GIVEN PROBLEM ::
Can you give all the records again without altering a single character?

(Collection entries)
________

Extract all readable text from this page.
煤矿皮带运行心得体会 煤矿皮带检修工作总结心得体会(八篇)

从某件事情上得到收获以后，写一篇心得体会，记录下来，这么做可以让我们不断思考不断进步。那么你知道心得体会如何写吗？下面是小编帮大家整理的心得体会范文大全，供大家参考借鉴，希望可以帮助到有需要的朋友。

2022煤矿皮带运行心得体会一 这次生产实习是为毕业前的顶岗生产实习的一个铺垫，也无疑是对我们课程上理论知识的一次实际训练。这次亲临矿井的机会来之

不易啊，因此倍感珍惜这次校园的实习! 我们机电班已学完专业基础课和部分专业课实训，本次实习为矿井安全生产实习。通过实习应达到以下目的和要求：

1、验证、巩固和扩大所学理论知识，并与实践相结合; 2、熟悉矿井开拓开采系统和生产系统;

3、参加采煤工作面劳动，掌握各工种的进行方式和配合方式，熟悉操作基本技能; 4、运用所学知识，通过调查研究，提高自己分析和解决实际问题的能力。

________

WRITTEN REPLY ::
Extract all readable text from this page.
煤矿皮带运行心得体会 煤矿皮带检修工作总结心得体会(八篇)

从某件事情上得到收获以后，写一篇心得体会，记录下来，这么做可以让我们不断思考不断进步。那么你知道心得体会如何写吗？下面是小编帮大家整理的心得体会范文大全，供大家参考借鉴，希望可以帮助到有需要的朋友。

2022煤矿皮带运行心得体会一 这次生产实习是为毕业前的顶岗生产实习的一个铺垫，也无疑是对我们课程上理论知识的一次实际训练。这次亲临矿井的机会来之

不易啊，因此倍感珍惜这次校园的实习! 我们机电班已学完专业基础课和部分专业课实训，本次实习为矿井安全生产实习。通过实习应达到以下目的和要求：

1、验证、巩固和扩大所学理论知识，并与实践相结合; 2、熟悉矿井开拓开采系统和生产系统;

3、参加采煤工作面劳动，掌握各工种的进行方式和配合方式，熟悉操作基本技能; 4、运用所学知识，通过调查研究，提高自己分析和解决实际问题的能力。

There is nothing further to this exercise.